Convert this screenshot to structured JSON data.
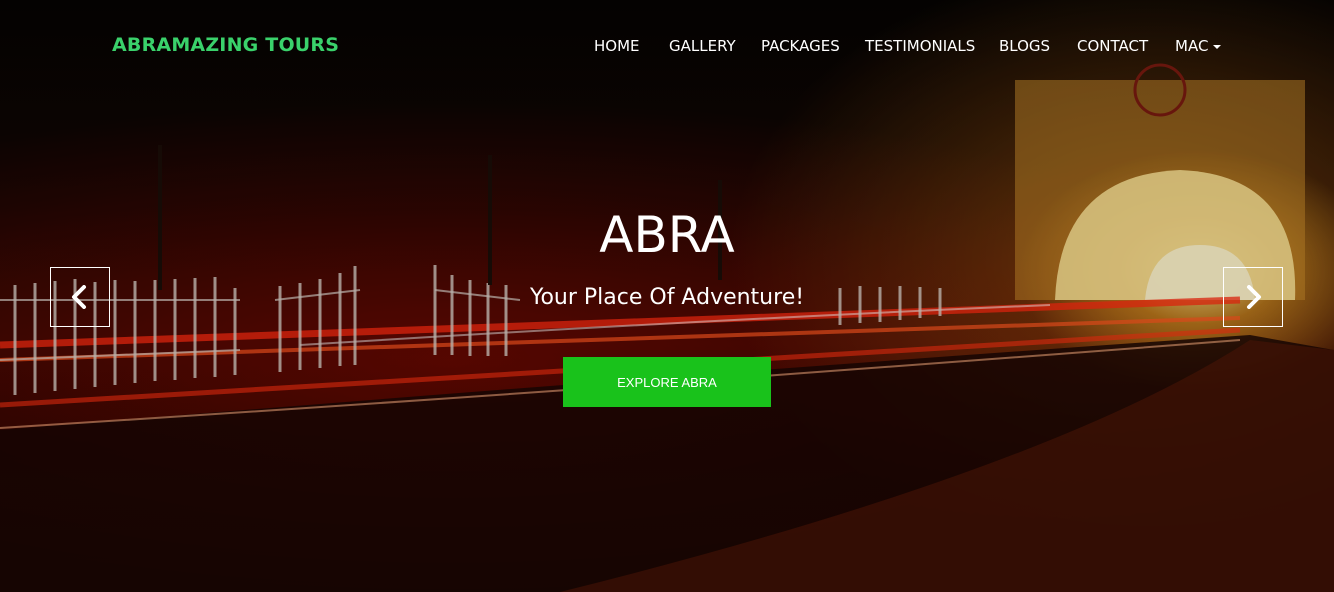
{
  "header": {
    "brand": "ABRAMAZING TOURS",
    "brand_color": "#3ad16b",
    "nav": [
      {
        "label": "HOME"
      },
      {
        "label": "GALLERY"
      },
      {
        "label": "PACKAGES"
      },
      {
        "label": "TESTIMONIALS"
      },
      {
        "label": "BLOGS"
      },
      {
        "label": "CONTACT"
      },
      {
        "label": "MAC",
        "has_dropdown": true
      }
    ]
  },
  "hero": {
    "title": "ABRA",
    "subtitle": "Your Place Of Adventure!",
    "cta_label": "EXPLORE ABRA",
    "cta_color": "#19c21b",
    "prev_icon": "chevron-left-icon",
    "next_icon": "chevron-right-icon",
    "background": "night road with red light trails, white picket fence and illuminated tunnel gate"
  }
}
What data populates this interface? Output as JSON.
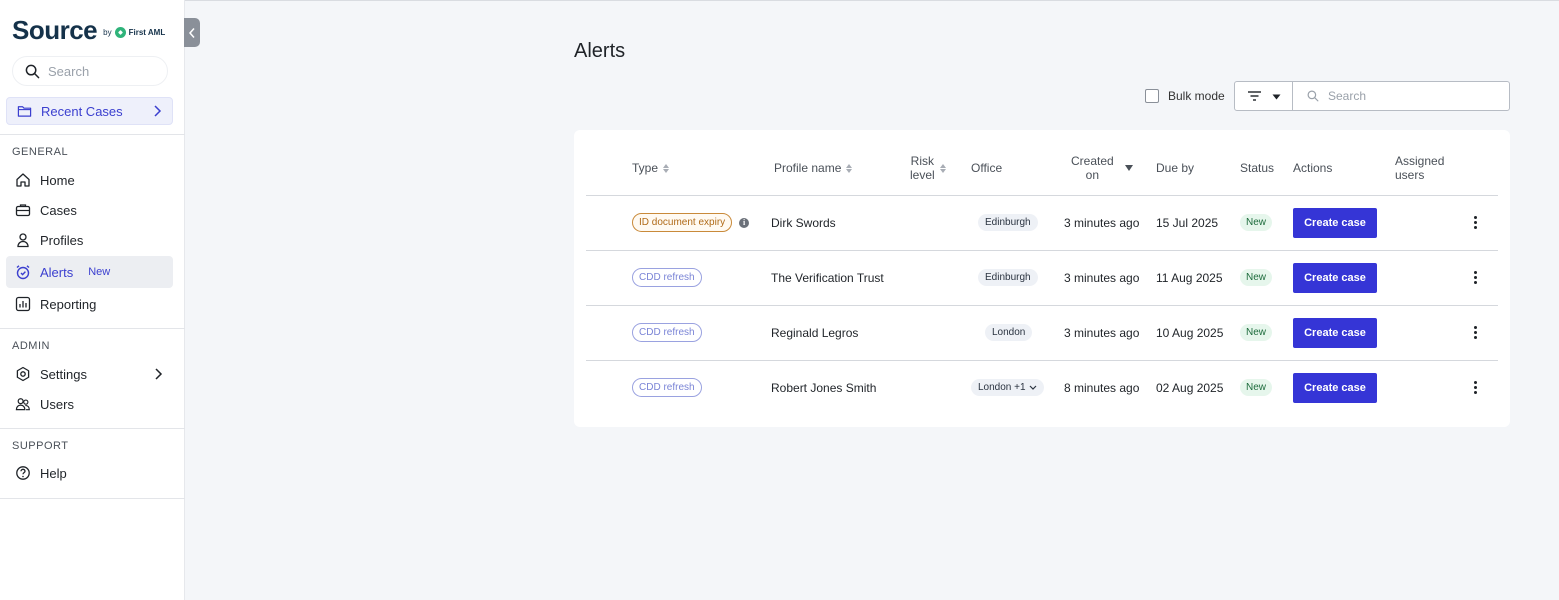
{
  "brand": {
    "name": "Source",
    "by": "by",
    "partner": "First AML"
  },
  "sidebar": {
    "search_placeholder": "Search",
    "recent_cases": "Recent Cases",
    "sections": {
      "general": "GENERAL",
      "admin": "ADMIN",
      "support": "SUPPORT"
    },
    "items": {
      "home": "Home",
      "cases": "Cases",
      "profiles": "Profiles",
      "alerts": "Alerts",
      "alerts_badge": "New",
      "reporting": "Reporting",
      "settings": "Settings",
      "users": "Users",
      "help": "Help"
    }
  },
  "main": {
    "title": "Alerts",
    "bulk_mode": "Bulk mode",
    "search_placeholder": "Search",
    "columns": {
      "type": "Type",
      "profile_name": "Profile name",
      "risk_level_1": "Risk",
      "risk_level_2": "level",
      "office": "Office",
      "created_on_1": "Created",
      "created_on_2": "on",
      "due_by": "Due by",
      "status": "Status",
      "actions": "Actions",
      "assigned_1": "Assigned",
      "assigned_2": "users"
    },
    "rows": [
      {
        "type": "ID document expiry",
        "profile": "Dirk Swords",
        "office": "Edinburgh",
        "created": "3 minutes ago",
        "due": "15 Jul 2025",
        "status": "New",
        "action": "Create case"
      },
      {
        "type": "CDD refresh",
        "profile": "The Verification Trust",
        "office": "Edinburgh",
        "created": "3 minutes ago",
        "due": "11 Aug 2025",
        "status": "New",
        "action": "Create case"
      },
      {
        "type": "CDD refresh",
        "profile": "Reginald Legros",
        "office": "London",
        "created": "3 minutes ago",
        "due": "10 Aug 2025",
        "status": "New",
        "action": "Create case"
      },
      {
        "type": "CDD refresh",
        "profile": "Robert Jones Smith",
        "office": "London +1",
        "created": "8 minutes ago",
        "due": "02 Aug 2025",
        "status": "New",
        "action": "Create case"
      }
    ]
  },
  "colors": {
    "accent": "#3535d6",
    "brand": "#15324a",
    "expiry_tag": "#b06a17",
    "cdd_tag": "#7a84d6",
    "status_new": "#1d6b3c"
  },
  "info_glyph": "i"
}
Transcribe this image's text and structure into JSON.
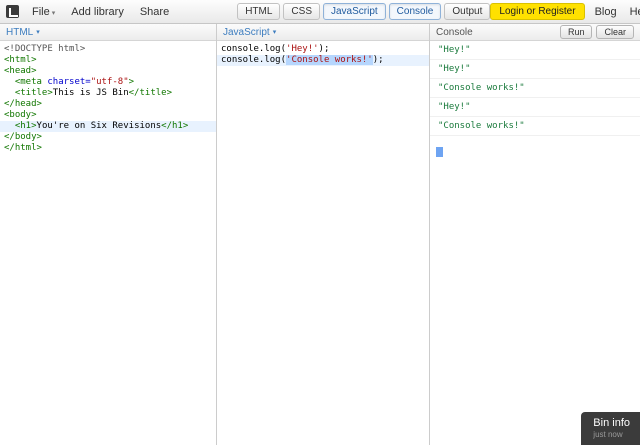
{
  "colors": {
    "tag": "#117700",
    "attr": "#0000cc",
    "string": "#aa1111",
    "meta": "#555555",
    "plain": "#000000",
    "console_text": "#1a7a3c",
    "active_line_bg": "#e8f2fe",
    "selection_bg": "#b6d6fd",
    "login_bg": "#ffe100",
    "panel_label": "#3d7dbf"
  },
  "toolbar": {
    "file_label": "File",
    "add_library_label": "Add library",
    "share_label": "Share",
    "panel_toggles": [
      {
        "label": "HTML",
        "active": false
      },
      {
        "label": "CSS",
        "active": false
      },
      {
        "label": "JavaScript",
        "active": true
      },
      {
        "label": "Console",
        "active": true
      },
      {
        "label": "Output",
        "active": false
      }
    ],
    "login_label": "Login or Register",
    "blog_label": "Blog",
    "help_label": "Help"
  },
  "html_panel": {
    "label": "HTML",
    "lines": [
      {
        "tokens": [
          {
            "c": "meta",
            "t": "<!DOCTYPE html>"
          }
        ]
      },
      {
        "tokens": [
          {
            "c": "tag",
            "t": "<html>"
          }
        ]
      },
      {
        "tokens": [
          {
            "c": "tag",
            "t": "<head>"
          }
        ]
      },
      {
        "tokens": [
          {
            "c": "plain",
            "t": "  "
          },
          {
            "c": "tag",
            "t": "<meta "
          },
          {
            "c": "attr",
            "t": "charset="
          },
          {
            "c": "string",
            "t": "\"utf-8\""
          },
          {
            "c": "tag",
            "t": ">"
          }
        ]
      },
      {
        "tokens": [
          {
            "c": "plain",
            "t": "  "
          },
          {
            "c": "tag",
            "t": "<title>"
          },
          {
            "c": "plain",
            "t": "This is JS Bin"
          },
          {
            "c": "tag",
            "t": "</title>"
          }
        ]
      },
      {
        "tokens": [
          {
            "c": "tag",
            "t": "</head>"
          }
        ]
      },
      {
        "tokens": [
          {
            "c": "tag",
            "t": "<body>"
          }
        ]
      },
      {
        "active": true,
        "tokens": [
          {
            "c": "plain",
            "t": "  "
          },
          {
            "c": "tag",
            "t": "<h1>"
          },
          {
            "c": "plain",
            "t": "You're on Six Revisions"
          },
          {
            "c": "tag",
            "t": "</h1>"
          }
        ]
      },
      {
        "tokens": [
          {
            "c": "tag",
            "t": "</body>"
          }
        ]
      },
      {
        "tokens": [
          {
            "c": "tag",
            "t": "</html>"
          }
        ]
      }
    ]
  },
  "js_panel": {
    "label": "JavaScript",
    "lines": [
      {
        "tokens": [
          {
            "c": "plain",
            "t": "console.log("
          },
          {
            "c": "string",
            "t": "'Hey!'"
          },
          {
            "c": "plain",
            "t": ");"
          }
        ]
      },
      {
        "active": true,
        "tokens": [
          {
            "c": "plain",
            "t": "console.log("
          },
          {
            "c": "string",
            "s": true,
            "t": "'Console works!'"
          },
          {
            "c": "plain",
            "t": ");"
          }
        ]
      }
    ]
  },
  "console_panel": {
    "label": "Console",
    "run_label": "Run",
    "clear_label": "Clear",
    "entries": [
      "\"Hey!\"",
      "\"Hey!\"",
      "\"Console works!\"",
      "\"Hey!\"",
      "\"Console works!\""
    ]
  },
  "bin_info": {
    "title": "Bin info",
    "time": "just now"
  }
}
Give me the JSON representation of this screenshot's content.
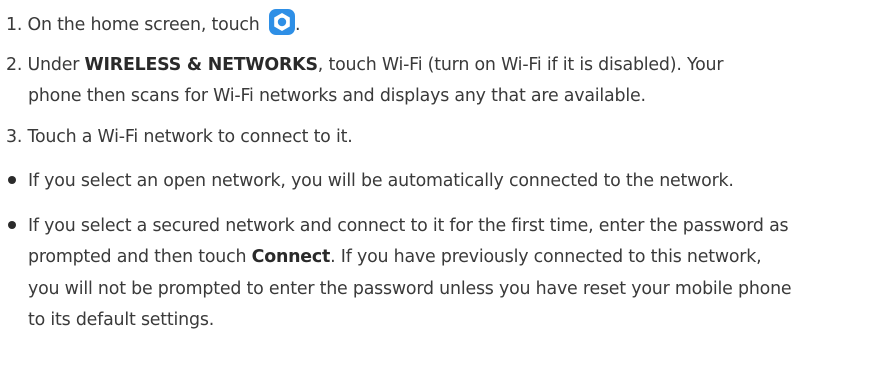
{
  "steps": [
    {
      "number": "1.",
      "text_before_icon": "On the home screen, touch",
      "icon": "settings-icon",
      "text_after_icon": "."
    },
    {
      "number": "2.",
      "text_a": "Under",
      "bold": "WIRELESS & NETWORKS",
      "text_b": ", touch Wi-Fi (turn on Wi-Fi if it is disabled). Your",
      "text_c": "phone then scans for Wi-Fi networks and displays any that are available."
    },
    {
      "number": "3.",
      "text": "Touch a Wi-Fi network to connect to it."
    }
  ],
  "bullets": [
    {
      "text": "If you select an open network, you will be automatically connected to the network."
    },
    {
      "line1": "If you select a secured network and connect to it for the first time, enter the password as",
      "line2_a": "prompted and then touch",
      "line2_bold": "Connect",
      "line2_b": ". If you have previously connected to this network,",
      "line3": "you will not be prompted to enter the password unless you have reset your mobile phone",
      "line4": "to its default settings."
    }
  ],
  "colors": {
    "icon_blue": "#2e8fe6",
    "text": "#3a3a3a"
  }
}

—————

## Goal
Using the listing above, pick out each line that contains the word "time", then copy it.

## Written solution
    "time": "just now"
      "line1": "If you select a secured network and connect to it for the first time, enter the password as",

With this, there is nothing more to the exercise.